YOUR INSTRUCTIONS: Pick out each line of the records in which the word "driving" appears.

[begin MATERIAL FOR THE TASK]

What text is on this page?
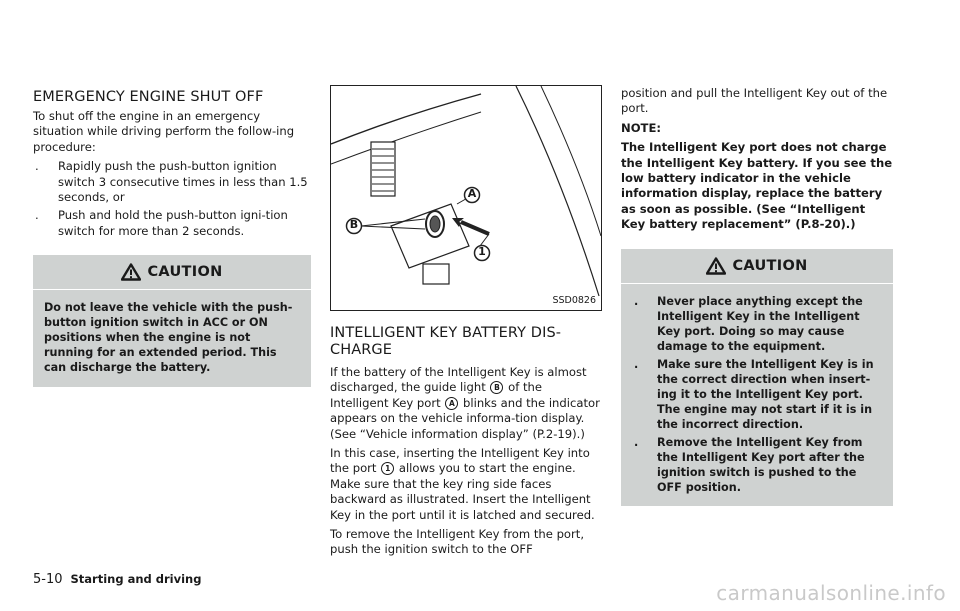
EMERGENCY ENGINE SHUT OFF

To shut off the engine in an emergency situation while driving perform the follow-ing procedure:

. Rapidly push the push-button ignition switch 3 consecutive times in less than 1.5 seconds, or
. Push and hold the push-button igni-tion switch for more than 2 seconds.
CAUTION

Do not leave the vehicle with the push-button ignition switch in ACC or ON positions when the engine is not running for an extended period. This can discharge the battery.

A
B
1
SSD0826
INTELLIGENT KEY BATTERY DIS-
CHARGE

If the battery of the Intelligent Key is almost discharged, the guide light B of the Intelligent Key port A blinks and the indicator appears on the vehicle informa-tion display. (See “Vehicle information display” (P.2-19).)

In this case, inserting the Intelligent Key into the port 1 allows you to start the engine. Make sure that the key ring side faces backward as illustrated. Insert the Intelligent Key in the port until it is latched and secured.

To remove the Intelligent Key from the port, push the ignition switch to the OFF

position and pull the Intelligent Key out of the port.

NOTE:

The Intelligent Key port does not charge the Intelligent Key battery. If you see the low battery indicator in the vehicle information display, replace the battery as soon as possible. (See “Intelligent Key battery replacement” (P.8-20).)

CAUTION
. Never place anything except the Intelligent Key in the Intelligent Key port. Doing so may cause damage to the equipment.
. Make sure the Intelligent Key is in the correct direction when insert-ing it to the Intelligent Key port. The engine may not start if it is in the incorrect direction.
. Remove the Intelligent Key from the Intelligent Key port after the ignition switch is pushed to the OFF position.
5-10 Starting and driving
carmanualsonline.info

[end MATERIAL FOR THE TASK]

EXERCISE RESPONSE:
To shut off the engine in an emergency situation while driving perform the follow-ing procedure:
5-10 Starting and driving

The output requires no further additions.